_Your objective:_
In the entries below, identify every line with the string "aulas" and copy it.

↓↓↓

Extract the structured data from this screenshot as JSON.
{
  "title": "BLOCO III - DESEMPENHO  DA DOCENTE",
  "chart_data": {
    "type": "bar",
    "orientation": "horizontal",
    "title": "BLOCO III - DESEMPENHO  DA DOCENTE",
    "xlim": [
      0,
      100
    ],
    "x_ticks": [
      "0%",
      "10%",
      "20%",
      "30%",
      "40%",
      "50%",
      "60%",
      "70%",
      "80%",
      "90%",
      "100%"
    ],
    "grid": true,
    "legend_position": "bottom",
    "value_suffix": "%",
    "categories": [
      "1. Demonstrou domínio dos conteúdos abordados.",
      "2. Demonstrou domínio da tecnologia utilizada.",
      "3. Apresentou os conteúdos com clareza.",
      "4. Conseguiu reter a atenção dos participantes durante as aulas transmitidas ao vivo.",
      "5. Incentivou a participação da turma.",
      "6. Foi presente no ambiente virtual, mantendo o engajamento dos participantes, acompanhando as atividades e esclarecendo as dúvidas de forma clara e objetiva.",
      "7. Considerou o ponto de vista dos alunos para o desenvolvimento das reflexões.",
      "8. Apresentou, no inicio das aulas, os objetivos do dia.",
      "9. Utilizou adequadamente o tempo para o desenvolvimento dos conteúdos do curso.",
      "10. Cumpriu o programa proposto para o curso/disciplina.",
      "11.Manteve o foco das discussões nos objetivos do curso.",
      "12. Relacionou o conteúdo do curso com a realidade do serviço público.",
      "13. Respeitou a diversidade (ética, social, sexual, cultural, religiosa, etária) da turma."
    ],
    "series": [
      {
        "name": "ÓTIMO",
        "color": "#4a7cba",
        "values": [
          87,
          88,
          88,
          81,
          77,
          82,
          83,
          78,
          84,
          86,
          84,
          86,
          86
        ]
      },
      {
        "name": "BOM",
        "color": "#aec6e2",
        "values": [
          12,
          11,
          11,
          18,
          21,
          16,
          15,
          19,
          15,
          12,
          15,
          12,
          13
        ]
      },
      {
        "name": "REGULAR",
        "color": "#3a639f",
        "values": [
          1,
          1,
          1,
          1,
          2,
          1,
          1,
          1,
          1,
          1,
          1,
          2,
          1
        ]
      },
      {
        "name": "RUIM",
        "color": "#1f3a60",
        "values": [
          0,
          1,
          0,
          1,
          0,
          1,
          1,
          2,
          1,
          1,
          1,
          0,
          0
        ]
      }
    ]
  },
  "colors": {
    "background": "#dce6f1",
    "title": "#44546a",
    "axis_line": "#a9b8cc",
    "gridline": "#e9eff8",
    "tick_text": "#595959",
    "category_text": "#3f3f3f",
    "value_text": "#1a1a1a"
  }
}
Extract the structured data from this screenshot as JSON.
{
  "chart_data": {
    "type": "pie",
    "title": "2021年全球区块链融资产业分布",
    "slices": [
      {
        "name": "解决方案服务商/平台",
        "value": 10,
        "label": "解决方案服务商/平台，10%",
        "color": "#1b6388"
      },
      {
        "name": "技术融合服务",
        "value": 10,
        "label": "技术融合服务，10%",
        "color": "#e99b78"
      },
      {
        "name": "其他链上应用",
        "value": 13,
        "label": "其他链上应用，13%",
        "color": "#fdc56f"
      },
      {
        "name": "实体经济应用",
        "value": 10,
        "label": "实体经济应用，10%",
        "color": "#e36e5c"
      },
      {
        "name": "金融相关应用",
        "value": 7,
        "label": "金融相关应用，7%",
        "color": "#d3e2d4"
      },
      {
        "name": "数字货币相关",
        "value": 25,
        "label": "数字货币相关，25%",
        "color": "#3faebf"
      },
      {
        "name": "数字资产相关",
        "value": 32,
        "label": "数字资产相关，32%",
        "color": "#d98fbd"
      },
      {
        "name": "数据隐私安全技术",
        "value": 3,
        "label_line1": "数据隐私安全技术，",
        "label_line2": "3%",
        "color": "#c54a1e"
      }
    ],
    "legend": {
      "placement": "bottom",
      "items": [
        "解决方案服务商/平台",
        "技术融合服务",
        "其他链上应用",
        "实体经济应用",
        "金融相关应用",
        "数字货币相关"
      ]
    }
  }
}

↑↑↑

_Output of the task:_
      "4. Conseguiu reter a atenção dos participantes durante as aulas transmitidas ao vivo.",
      "8. Apresentou, no inicio das aulas, os objetivos do dia.",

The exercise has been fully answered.